(INPUT DATA)
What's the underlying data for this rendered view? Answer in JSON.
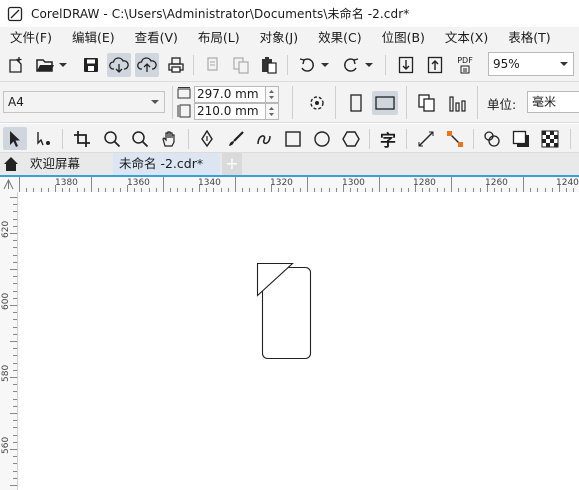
{
  "window": {
    "title": "CorelDRAW - C:\\Users\\Administrator\\Documents\\未命名 -2.cdr*"
  },
  "menu": [
    {
      "label": "文件(F)"
    },
    {
      "label": "编辑(E)"
    },
    {
      "label": "查看(V)"
    },
    {
      "label": "布局(L)"
    },
    {
      "label": "对象(J)"
    },
    {
      "label": "效果(C)"
    },
    {
      "label": "位图(B)"
    },
    {
      "label": "文本(X)"
    },
    {
      "label": "表格(T)"
    }
  ],
  "toolbar": {
    "zoom_value": "95%",
    "pdf_label": "PDF"
  },
  "propbar": {
    "page_size": "A4",
    "width": "297.0 mm",
    "height": "210.0 mm",
    "units_label": "单位:",
    "units_value": "毫米"
  },
  "toolbox": {
    "text_tool_glyph": "字"
  },
  "tabs": {
    "welcome": "欢迎屏幕",
    "doc": "未命名 -2.cdr*",
    "add": "+"
  },
  "ruler": {
    "h_labels": [
      "1380",
      "1360",
      "1340",
      "1320",
      "1300",
      "1280",
      "1260",
      "1240"
    ],
    "v_labels": [
      "620",
      "600",
      "580",
      "560"
    ]
  },
  "colors": {
    "accent": "#3aa0d8",
    "pressed": "#cfd6de",
    "tab_active": "#dce6f3"
  }
}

(PROBLEM DESCRIPTION) Transcribe the full listing character for character. Pictures are excluded.

(RESPONSE FOR THIS EXERCISE)
What's the underlying data for this rendered view? Answer in JSON.
{
  "window": {
    "title": "CorelDRAW - C:\\Users\\Administrator\\Documents\\未命名 -2.cdr*"
  },
  "menu": [
    {
      "label": "文件(F)"
    },
    {
      "label": "编辑(E)"
    },
    {
      "label": "查看(V)"
    },
    {
      "label": "布局(L)"
    },
    {
      "label": "对象(J)"
    },
    {
      "label": "效果(C)"
    },
    {
      "label": "位图(B)"
    },
    {
      "label": "文本(X)"
    },
    {
      "label": "表格(T)"
    }
  ],
  "toolbar": {
    "zoom_value": "95%",
    "pdf_label": "PDF"
  },
  "propbar": {
    "page_size": "A4",
    "width": "297.0 mm",
    "height": "210.0 mm",
    "units_label": "单位:",
    "units_value": "毫米"
  },
  "toolbox": {
    "text_tool_glyph": "字"
  },
  "tabs": {
    "welcome": "欢迎屏幕",
    "doc": "未命名 -2.cdr*",
    "add": "+"
  },
  "ruler": {
    "h_labels": [
      "1380",
      "1360",
      "1340",
      "1320",
      "1300",
      "1280",
      "1260",
      "1240"
    ],
    "v_labels": [
      "620",
      "600",
      "580",
      "560"
    ]
  },
  "colors": {
    "accent": "#3aa0d8",
    "pressed": "#cfd6de",
    "tab_active": "#dce6f3"
  }
}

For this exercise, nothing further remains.